** begin INFORMATION SHOWN **

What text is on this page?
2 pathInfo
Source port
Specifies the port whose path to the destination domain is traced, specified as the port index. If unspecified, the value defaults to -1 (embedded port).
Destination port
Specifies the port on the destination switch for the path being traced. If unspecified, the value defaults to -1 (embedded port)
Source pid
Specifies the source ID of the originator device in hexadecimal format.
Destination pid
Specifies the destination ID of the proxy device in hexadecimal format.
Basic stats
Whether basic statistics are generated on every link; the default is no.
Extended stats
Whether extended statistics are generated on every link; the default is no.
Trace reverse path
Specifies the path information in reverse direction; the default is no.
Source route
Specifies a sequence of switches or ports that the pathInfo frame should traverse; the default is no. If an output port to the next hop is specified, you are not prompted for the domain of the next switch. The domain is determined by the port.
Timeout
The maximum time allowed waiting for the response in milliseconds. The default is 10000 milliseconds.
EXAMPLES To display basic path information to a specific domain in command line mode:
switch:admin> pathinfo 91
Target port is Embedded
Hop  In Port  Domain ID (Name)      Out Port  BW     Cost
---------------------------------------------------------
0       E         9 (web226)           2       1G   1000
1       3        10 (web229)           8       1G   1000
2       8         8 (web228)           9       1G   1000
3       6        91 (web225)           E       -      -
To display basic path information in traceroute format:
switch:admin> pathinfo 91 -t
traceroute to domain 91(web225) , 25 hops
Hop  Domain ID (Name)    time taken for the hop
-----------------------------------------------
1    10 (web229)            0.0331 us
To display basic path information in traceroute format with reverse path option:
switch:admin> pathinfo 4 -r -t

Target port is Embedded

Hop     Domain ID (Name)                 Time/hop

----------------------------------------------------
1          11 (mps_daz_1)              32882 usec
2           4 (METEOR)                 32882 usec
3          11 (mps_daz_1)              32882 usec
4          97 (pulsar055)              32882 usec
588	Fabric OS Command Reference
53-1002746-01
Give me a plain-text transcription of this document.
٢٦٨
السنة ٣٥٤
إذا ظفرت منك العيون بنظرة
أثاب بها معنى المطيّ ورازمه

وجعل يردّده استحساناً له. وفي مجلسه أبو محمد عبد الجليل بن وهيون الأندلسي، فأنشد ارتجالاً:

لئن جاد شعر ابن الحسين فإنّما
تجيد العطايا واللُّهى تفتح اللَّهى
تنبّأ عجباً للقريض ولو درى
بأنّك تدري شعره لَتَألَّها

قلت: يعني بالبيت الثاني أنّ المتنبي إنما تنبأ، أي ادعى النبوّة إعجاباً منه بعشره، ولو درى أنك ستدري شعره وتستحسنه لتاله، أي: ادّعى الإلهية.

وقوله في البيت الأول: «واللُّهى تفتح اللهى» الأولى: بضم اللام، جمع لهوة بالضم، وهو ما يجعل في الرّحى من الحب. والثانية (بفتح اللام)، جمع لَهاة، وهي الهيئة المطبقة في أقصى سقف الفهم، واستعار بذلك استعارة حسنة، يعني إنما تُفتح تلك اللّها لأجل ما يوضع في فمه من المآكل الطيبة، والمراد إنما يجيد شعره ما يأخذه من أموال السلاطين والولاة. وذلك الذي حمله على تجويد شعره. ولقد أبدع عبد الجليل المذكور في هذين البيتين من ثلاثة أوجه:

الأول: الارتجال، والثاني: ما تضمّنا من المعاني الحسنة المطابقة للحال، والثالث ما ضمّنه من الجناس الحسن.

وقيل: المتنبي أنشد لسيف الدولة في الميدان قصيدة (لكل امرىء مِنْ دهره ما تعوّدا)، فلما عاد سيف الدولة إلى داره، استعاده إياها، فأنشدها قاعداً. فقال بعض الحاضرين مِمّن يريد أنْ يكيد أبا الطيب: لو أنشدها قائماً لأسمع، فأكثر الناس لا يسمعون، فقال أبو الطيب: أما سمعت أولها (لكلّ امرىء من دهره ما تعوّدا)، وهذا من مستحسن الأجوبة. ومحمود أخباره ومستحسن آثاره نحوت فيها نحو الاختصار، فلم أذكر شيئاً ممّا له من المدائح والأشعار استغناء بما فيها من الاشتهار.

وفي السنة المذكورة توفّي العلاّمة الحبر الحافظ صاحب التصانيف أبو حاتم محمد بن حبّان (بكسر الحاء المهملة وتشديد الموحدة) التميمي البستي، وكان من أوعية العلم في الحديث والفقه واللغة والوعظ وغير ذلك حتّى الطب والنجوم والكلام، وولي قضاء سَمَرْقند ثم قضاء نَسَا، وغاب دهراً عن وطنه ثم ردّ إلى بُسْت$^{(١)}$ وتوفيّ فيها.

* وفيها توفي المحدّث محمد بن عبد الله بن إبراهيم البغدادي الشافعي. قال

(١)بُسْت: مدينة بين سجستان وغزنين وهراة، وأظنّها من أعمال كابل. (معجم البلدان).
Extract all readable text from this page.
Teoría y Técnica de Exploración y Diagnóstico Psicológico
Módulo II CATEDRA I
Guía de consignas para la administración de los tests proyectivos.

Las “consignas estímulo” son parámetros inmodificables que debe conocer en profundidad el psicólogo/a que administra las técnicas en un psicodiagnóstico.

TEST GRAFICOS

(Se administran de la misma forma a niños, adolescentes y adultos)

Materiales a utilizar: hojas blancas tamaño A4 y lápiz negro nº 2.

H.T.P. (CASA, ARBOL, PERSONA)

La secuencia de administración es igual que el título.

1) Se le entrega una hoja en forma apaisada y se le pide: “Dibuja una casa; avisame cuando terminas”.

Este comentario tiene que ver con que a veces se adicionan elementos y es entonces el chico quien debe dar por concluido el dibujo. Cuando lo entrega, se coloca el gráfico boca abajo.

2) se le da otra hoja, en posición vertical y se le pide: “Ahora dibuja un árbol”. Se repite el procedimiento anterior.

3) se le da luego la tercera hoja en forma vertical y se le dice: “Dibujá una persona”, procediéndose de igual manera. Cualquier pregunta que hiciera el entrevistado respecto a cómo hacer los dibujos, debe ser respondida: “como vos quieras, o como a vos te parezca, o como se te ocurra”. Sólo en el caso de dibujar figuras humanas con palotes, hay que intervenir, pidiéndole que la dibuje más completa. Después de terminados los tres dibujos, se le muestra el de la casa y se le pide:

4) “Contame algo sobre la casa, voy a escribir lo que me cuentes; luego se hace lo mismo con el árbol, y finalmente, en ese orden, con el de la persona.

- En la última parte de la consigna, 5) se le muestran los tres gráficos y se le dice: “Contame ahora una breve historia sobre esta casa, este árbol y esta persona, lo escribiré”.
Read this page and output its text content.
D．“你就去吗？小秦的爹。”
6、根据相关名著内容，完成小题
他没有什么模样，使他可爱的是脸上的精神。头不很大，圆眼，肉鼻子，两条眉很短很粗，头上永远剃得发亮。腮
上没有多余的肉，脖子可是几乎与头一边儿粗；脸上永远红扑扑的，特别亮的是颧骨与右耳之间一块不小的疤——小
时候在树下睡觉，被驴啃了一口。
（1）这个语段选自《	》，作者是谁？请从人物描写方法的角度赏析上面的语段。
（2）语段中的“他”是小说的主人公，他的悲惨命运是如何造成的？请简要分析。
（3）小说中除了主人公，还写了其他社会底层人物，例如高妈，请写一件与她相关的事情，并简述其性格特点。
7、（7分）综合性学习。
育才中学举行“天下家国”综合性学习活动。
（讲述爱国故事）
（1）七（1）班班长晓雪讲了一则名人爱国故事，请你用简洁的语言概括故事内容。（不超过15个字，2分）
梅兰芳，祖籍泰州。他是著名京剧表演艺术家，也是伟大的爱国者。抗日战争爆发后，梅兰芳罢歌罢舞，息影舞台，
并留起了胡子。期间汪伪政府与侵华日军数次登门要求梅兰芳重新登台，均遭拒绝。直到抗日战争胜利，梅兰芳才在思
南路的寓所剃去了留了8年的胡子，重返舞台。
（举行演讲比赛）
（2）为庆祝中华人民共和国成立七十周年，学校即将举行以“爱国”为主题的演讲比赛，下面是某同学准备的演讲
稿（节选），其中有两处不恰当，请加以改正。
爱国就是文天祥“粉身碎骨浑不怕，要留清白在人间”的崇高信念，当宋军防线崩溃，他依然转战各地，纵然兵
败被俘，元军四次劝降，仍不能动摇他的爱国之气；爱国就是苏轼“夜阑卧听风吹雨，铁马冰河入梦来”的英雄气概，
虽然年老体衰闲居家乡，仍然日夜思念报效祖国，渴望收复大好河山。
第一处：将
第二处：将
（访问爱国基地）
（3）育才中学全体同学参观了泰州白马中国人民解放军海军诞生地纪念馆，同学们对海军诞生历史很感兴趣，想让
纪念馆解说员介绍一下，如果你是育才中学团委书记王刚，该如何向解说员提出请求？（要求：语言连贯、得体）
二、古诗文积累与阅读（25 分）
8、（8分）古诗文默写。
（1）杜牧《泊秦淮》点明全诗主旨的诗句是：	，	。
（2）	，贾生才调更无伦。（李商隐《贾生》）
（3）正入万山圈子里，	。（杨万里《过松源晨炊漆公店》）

** end INFORMATION SHOWN **

## STATED EXERCISE:
Give back exactly the lines that run from the line with "Read this page and output its text content." through the close of the material, counting both ends, and nothing more.

## RESPONSE:
Read this page and output its text content.
D．“你就去吗？小秦的爹。”
6、根据相关名著内容，完成小题
他没有什么模样，使他可爱的是脸上的精神。头不很大，圆眼，肉鼻子，两条眉很短很粗，头上永远剃得发亮。腮
上没有多余的肉，脖子可是几乎与头一边儿粗；脸上永远红扑扑的，特别亮的是颧骨与右耳之间一块不小的疤——小
时候在树下睡觉，被驴啃了一口。
（1）这个语段选自《	》，作者是谁？请从人物描写方法的角度赏析上面的语段。
（2）语段中的“他”是小说的主人公，他的悲惨命运是如何造成的？请简要分析。
（3）小说中除了主人公，还写了其他社会底层人物，例如高妈，请写一件与她相关的事情，并简述其性格特点。
7、（7分）综合性学习。
育才中学举行“天下家国”综合性学习活动。
（讲述爱国故事）
（1）七（1）班班长晓雪讲了一则名人爱国故事，请你用简洁的语言概括故事内容。（不超过15个字，2分）
梅兰芳，祖籍泰州。他是著名京剧表演艺术家，也是伟大的爱国者。抗日战争爆发后，梅兰芳罢歌罢舞，息影舞台，
并留起了胡子。期间汪伪政府与侵华日军数次登门要求梅兰芳重新登台，均遭拒绝。直到抗日战争胜利，梅兰芳才在思
南路的寓所剃去了留了8年的胡子，重返舞台。
（举行演讲比赛）
（2）为庆祝中华人民共和国成立七十周年，学校即将举行以“爱国”为主题的演讲比赛，下面是某同学准备的演讲
稿（节选），其中有两处不恰当，请加以改正。
爱国就是文天祥“粉身碎骨浑不怕，要留清白在人间”的崇高信念，当宋军防线崩溃，他依然转战各地，纵然兵
败被俘，元军四次劝降，仍不能动摇他的爱国之气；爱国就是苏轼“夜阑卧听风吹雨，铁马冰河入梦来”的英雄气概，
虽然年老体衰闲居家乡，仍然日夜思念报效祖国，渴望收复大好河山。
第一处：将
第二处：将
（访问爱国基地）
（3）育才中学全体同学参观了泰州白马中国人民解放军海军诞生地纪念馆，同学们对海军诞生历史很感兴趣，想让
纪念馆解说员介绍一下，如果你是育才中学团委书记王刚，该如何向解说员提出请求？（要求：语言连贯、得体）
二、古诗文积累与阅读（25 分）
8、（8分）古诗文默写。
（1）杜牧《泊秦淮》点明全诗主旨的诗句是：	，	。
（2）	，贾生才调更无伦。（李商隐《贾生》）
（3）正入万山圈子里，	。（杨万里《过松源晨炊漆公店》）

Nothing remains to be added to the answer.